What is required:
In the following material, identify every line holding the string "TradingView" and return it.

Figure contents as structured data

#####

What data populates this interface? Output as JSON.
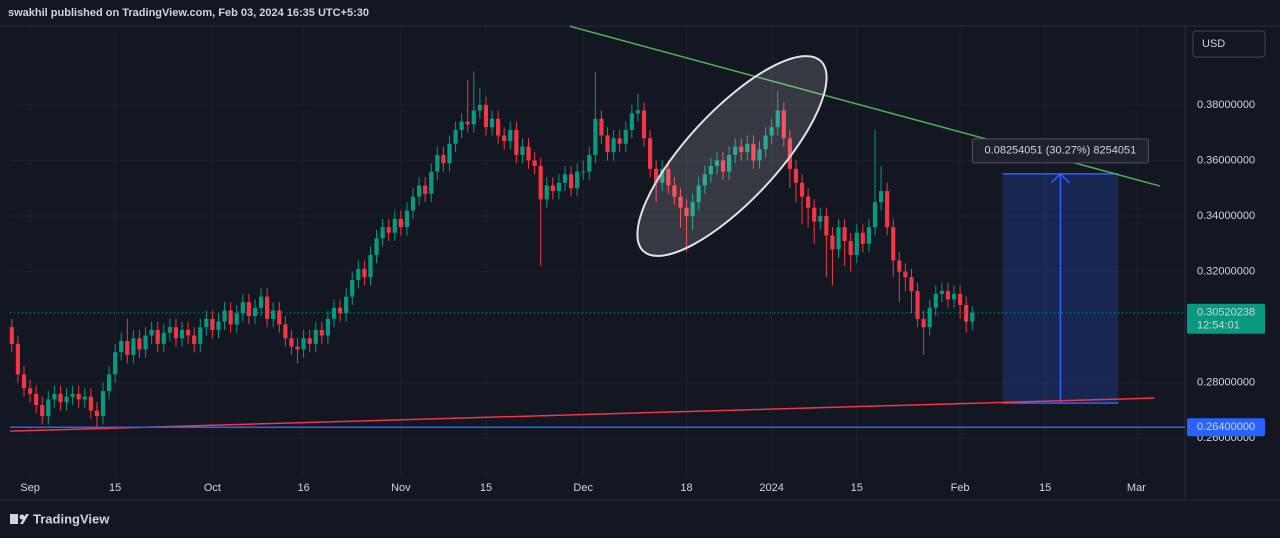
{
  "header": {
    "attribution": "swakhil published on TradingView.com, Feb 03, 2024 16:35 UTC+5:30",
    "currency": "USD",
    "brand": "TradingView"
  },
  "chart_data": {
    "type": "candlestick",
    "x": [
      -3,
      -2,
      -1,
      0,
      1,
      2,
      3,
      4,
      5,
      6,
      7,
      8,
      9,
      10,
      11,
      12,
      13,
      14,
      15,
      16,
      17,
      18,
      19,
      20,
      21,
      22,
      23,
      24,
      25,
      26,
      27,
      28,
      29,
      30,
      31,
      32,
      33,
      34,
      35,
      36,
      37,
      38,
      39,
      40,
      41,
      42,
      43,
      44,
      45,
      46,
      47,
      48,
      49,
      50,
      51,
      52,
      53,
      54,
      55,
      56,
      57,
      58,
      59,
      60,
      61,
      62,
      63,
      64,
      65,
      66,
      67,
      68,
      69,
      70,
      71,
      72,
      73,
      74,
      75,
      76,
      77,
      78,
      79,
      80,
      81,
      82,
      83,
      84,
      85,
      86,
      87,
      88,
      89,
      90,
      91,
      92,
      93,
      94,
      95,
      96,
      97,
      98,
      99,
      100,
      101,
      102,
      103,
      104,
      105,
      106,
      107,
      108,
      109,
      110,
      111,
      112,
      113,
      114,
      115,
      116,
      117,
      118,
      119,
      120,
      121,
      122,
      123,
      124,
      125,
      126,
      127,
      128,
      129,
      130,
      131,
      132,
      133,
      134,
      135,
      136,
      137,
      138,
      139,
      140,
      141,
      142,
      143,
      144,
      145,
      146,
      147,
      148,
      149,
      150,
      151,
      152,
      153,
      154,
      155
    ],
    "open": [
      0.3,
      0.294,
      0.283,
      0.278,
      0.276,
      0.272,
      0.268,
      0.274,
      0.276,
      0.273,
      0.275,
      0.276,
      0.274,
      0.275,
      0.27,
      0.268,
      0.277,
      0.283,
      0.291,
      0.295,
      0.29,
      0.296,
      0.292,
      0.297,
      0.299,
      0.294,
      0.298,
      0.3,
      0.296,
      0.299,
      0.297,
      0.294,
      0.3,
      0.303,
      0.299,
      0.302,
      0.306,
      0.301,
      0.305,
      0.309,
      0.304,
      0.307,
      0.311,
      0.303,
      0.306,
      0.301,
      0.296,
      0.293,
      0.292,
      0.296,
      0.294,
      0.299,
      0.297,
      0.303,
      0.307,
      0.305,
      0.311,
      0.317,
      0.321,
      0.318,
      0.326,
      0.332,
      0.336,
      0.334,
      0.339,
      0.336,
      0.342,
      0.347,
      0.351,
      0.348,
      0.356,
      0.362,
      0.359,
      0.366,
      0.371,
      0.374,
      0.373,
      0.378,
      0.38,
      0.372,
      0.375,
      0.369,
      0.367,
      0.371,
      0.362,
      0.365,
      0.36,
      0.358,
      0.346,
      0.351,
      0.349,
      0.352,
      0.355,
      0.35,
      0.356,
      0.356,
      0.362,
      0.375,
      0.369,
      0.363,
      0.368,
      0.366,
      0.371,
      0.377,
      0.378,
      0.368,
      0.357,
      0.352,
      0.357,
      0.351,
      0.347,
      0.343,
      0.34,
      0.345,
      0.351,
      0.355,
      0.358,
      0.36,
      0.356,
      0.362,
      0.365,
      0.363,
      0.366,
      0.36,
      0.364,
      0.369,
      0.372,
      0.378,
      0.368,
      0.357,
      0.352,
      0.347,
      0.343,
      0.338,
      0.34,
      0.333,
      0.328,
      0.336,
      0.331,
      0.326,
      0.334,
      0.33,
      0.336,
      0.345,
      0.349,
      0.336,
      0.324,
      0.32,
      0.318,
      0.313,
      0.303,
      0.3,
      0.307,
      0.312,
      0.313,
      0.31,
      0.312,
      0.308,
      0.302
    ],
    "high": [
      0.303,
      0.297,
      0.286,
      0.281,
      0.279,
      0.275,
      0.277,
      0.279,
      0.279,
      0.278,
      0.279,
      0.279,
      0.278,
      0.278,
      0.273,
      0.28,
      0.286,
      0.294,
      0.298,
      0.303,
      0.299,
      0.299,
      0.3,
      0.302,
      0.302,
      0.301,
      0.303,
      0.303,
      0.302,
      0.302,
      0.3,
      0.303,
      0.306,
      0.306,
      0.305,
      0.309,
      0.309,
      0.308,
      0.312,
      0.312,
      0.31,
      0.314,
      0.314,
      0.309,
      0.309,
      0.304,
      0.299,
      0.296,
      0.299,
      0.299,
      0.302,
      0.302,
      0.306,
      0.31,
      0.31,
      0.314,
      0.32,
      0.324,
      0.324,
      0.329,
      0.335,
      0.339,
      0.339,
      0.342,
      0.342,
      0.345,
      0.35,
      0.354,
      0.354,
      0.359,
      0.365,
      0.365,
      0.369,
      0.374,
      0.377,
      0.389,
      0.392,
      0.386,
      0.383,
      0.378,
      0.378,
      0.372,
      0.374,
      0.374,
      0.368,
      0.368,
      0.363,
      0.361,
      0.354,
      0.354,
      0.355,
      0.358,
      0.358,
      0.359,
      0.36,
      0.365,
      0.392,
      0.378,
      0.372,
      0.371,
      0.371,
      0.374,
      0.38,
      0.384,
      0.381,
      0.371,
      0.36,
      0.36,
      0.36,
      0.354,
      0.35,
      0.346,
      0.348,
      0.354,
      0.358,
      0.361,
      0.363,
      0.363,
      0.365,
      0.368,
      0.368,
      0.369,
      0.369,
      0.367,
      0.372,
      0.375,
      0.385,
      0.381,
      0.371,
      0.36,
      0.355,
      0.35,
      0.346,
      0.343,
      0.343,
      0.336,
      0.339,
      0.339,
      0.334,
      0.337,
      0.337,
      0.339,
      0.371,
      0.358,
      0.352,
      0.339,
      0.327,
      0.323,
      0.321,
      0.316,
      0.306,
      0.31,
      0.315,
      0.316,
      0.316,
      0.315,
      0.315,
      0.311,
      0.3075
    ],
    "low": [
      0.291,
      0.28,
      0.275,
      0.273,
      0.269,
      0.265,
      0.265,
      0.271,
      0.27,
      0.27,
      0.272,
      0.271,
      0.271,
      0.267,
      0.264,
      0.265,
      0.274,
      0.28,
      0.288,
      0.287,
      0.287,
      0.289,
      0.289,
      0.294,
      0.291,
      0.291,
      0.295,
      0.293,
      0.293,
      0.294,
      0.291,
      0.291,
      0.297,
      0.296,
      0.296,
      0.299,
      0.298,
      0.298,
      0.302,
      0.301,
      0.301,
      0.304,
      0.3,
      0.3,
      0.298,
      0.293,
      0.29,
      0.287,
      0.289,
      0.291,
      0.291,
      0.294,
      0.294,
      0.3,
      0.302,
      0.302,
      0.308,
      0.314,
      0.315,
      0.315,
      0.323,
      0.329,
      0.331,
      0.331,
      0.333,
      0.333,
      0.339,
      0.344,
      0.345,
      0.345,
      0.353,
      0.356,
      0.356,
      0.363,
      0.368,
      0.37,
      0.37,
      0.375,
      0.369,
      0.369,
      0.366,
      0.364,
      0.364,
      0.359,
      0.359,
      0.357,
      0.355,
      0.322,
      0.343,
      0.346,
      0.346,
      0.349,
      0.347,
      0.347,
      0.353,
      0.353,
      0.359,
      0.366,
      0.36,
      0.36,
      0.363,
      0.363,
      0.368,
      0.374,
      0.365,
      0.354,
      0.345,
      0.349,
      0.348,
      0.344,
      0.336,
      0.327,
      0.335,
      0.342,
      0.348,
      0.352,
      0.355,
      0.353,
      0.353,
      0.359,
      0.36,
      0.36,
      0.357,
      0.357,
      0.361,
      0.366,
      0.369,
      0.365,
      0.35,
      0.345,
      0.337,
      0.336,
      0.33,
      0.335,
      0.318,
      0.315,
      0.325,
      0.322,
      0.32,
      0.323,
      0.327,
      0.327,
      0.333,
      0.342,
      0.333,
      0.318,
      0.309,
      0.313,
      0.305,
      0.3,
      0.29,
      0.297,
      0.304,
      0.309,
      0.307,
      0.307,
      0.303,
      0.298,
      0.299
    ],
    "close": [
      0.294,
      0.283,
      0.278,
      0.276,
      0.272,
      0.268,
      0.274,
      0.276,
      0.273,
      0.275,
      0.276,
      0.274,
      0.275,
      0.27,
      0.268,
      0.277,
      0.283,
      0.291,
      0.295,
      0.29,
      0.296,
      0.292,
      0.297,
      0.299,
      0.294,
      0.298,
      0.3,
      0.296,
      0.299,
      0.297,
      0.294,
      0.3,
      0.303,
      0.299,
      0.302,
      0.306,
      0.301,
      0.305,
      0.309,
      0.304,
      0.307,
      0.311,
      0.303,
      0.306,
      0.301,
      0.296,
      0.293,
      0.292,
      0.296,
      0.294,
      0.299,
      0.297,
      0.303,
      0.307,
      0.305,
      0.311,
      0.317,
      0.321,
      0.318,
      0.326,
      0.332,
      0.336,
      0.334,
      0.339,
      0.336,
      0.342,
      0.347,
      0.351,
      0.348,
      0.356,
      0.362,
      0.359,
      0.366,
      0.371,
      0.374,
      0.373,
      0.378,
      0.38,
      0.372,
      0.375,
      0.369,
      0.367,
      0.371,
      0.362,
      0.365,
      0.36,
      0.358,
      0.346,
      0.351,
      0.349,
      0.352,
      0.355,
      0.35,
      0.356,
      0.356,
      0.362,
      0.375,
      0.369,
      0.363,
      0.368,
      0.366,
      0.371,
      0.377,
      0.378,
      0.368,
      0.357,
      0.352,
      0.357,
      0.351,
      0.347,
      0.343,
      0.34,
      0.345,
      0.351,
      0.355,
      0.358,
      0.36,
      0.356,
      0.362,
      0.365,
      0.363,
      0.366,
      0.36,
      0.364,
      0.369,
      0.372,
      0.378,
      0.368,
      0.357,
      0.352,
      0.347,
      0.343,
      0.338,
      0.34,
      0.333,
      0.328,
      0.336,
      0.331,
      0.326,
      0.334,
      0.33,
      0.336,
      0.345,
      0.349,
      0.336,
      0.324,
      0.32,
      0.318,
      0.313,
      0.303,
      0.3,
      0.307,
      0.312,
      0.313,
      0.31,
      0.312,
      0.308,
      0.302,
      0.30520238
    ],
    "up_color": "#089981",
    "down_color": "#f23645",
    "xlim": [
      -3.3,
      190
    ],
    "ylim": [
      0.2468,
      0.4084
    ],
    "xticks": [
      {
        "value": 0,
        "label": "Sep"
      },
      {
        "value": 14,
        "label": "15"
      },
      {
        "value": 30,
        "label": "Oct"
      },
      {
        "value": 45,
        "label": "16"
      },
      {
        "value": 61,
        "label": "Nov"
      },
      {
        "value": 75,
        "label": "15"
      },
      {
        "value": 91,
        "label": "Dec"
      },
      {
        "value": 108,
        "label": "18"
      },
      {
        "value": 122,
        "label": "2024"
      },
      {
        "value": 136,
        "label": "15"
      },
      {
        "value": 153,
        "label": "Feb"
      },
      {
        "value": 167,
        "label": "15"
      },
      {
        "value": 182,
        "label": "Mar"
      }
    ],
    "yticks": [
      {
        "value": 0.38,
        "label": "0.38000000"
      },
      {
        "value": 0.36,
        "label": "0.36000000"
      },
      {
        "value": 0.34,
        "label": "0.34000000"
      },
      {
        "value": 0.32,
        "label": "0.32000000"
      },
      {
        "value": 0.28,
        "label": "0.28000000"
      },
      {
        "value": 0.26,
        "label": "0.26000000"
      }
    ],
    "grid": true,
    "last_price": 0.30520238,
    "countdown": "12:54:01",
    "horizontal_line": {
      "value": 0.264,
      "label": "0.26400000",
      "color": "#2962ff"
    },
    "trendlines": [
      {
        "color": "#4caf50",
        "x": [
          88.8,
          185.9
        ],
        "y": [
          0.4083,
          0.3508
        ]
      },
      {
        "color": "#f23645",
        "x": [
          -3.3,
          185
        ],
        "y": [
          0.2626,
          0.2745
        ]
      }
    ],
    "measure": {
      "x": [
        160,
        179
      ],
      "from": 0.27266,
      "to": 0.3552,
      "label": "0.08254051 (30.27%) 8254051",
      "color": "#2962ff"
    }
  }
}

#####

Solution to this task:
    "attribution": "swakhil published on TradingView.com, Feb 03, 2024 16:35 UTC+5:30",
    "brand": "TradingView"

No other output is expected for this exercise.